● **What this task involves**:
Locate the word "puppysnackz" in the data below, then copy every line that holds it.

● **Dataset excerpts**:
= = = = = = =
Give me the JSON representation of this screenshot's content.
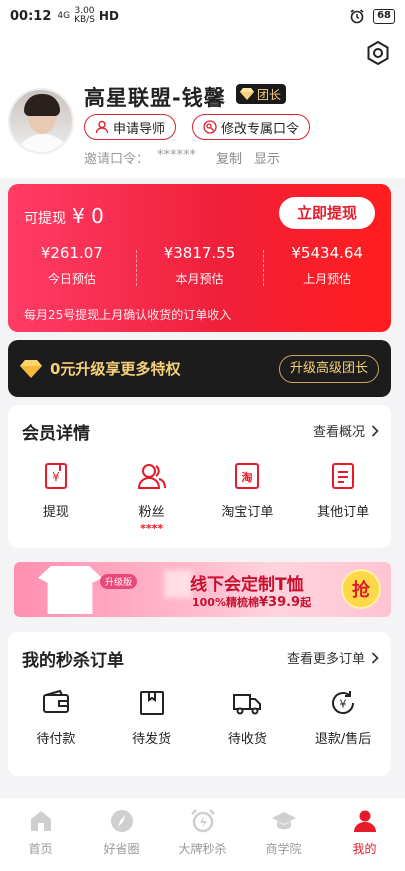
{
  "status_bar": {
    "time": "00:12",
    "net_type": "4G",
    "net_speed": "3.00",
    "net_unit": "KB/S",
    "hd": "HD",
    "battery": "68"
  },
  "profile": {
    "name": "高星联盟-钱馨",
    "badge": "团长",
    "apply_mentor": "申请导师",
    "modify_code": "修改专属口令",
    "invite_label": "邀请口令：",
    "invite_code": "******",
    "copy": "复制",
    "show": "显示"
  },
  "earnings": {
    "withdrawable_label": "可提现",
    "withdrawable_value": "¥ 0",
    "withdraw_button": "立即提现",
    "stats": [
      {
        "value": "¥261.07",
        "label": "今日预估"
      },
      {
        "value": "¥3817.55",
        "label": "本月预估"
      },
      {
        "value": "¥5434.64",
        "label": "上月预估"
      }
    ],
    "note": "每月25号提现上月确认收货的订单收入"
  },
  "upgrade": {
    "text": "0元升级享更多特权",
    "button": "升级高级团长"
  },
  "member": {
    "title": "会员详情",
    "more": "查看概况",
    "items": [
      {
        "label": "提现",
        "icon": "withdraw-icon"
      },
      {
        "label": "粉丝",
        "icon": "fans-icon",
        "sub": "****"
      },
      {
        "label": "淘宝订单",
        "icon": "taobao-icon"
      },
      {
        "label": "其他订单",
        "icon": "other-orders-icon"
      }
    ]
  },
  "banner": {
    "tag": "升级版",
    "headline": "线下会定制T恤",
    "sub_prefix": "100%精梳棉",
    "price": "¥39.9",
    "sub_suffix": "起",
    "grab": "抢"
  },
  "flash_orders": {
    "title": "我的秒杀订单",
    "more": "查看更多订单",
    "items": [
      {
        "label": "待付款",
        "icon": "wallet-icon"
      },
      {
        "label": "待发货",
        "icon": "package-icon"
      },
      {
        "label": "待收货",
        "icon": "truck-icon"
      },
      {
        "label": "退款/售后",
        "icon": "refund-icon"
      }
    ]
  },
  "tabs": [
    {
      "label": "首页",
      "icon": "home-icon",
      "active": false
    },
    {
      "label": "好省圈",
      "icon": "compass-icon",
      "active": false
    },
    {
      "label": "大牌秒杀",
      "icon": "alarm-clock-icon",
      "active": false
    },
    {
      "label": "商学院",
      "icon": "graduation-cap-icon",
      "active": false
    },
    {
      "label": "我的",
      "icon": "person-icon",
      "active": true
    }
  ],
  "colors": {
    "brand_red": "#e51a2b",
    "gold": "#f6d07a",
    "dark": "#1c1c1c"
  }
}
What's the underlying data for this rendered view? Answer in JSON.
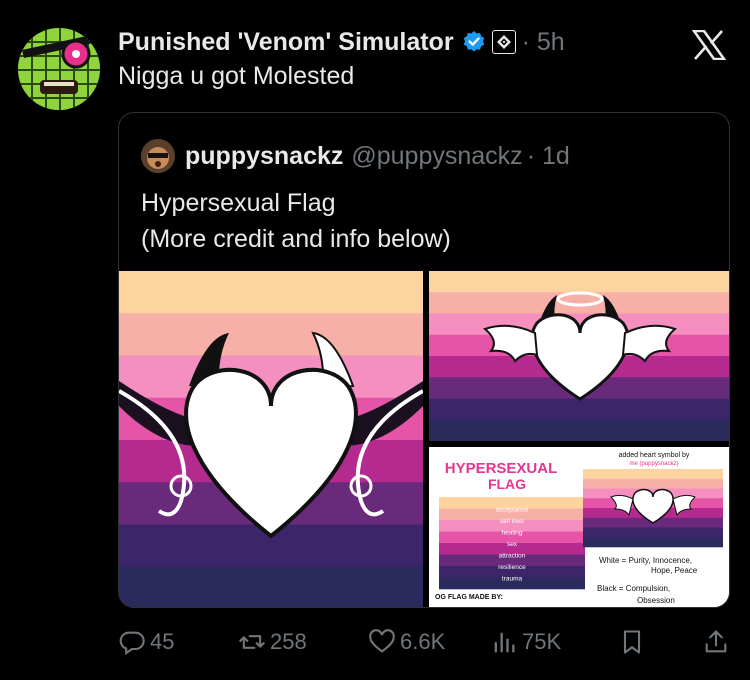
{
  "tweet": {
    "author_name": "Punished 'Venom' Simulator",
    "time": "· 5h",
    "text": "Nigga u got Molested"
  },
  "quote": {
    "author_name": "puppysnackz",
    "handle": "@puppysnackz",
    "time": "· 1d",
    "text_line1": "Hypersexual Flag",
    "text_line2": "(More credit and info below)"
  },
  "infographic": {
    "title_line1": "HYPERSEXUAL",
    "title_line2": "FLAG",
    "note": "added heart symbol by",
    "note2": "me (puppysnackz)",
    "stripe_labels": [
      "acceptance",
      "self love",
      "healing",
      "sex",
      "attraction",
      "resilience",
      "trauma"
    ],
    "white_meaning_1": "White = Purity, Innocence,",
    "white_meaning_2": "Hope, Peace",
    "black_meaning_1": "Black = Compulsion,",
    "black_meaning_2": "Obsession",
    "credit": "OG FLAG MADE BY:"
  },
  "flag_colors": [
    "#fdd3a0",
    "#f7b0a8",
    "#f58fc0",
    "#e554a6",
    "#b52a8e",
    "#6a2a7c",
    "#3c2568",
    "#2a2a5c"
  ],
  "actions": {
    "replies": "45",
    "reposts": "258",
    "likes": "6.6K",
    "views": "75K"
  },
  "icons": {
    "verified": "verified-badge-icon",
    "affiliate": "affiliate-badge-icon",
    "x_logo": "x-logo-icon",
    "reply": "reply-icon",
    "repost": "repost-icon",
    "like": "heart-icon",
    "views": "views-icon",
    "bookmark": "bookmark-icon",
    "share": "share-icon"
  },
  "colors": {
    "background": "#000000",
    "text": "#e7e9ea",
    "muted": "#71767b",
    "verified": "#1d9bf0",
    "border": "#2f3336"
  }
}
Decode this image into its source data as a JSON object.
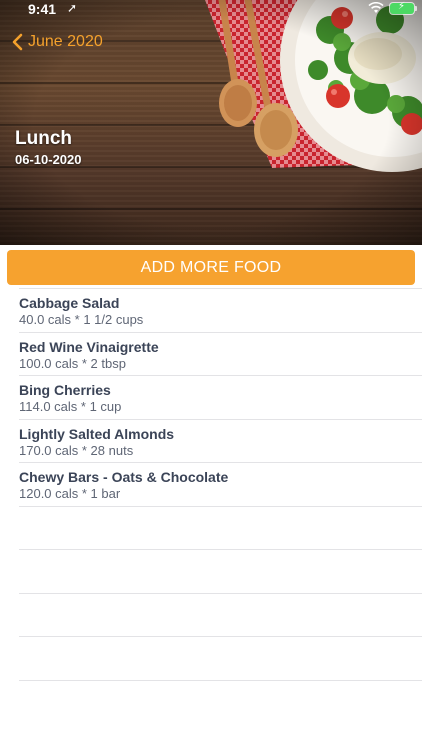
{
  "status_bar": {
    "time": "9:41"
  },
  "nav": {
    "back_label": "June 2020"
  },
  "meal": {
    "title": "Lunch",
    "date": "06-10-2020"
  },
  "actions": {
    "add_food_label": "ADD MORE FOOD"
  },
  "food_items": [
    {
      "name": "Cabbage Salad",
      "detail": "40.0 cals * 1 1/2 cups"
    },
    {
      "name": "Red Wine Vinaigrette",
      "detail": "100.0 cals * 2 tbsp"
    },
    {
      "name": "Bing Cherries",
      "detail": "114.0 cals * 1 cup"
    },
    {
      "name": "Lightly Salted Almonds",
      "detail": "170.0 cals * 28 nuts"
    },
    {
      "name": "Chewy Bars - Oats & Chocolate",
      "detail": "120.0 cals * 1 bar"
    }
  ],
  "colors": {
    "accent": "#f6a22f",
    "back_link": "#f4a12c",
    "item_name": "#3b4457",
    "item_detail": "#5f6675"
  },
  "icons": {
    "back": "chevron-left-icon",
    "location": "location-arrow-icon",
    "wifi": "wifi-icon",
    "battery": "battery-icon"
  }
}
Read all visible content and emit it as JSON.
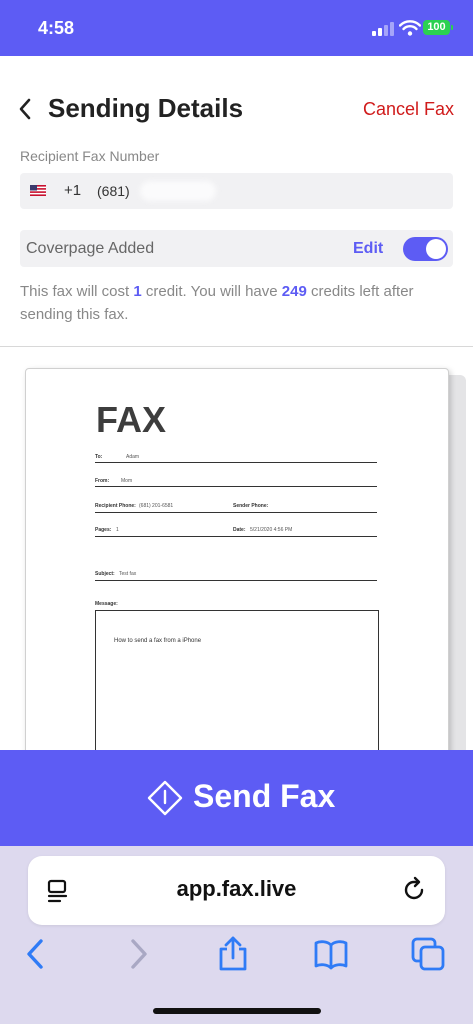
{
  "status": {
    "time": "4:58",
    "battery": "100"
  },
  "header": {
    "title": "Sending Details",
    "cancel": "Cancel Fax"
  },
  "recipient": {
    "label": "Recipient Fax Number",
    "country_code": "+1",
    "number": "(681)"
  },
  "coverpage": {
    "label": "Coverpage Added",
    "edit": "Edit",
    "enabled": true
  },
  "cost": {
    "t1": "This fax will cost ",
    "credit": "1",
    "t2": " credit. You will have ",
    "left": "249",
    "t3": " credits left after sending this fax."
  },
  "preview": {
    "heading": "FAX",
    "to_label": "To:",
    "to": "Adam",
    "from_label": "From:",
    "from": "Mom",
    "rphone_label": "Recipient Phone:",
    "rphone": "(681) 201-6581",
    "sphone_label": "Sender Phone:",
    "pages_label": "Pages:",
    "pages": "1",
    "date_label": "Date:",
    "date": "5/21/2020 4:56 PM",
    "subject_label": "Subject:",
    "subject": "Test fax",
    "message_label": "Message:",
    "message": "How to send a fax from a iPhone"
  },
  "send": {
    "label": "Send Fax"
  },
  "browser": {
    "url": "app.fax.live"
  },
  "colors": {
    "accent": "#5d5cf4",
    "danger": "#d01b1b"
  }
}
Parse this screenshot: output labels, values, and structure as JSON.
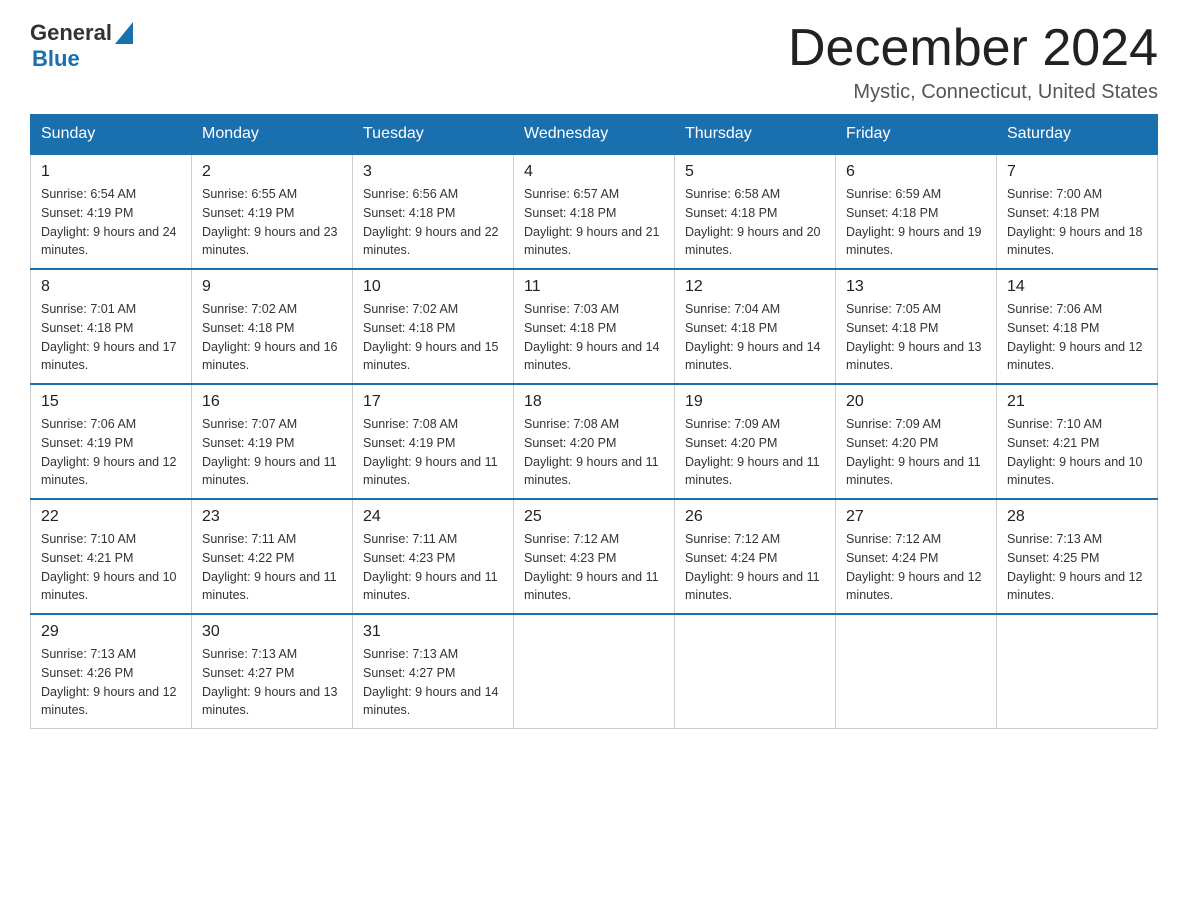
= = = = = = =
● **Reply to the task**:
    "author_name": "puppysnackz",
    "handle": "@puppysnackz",
    "note2": "me (puppysnackz)",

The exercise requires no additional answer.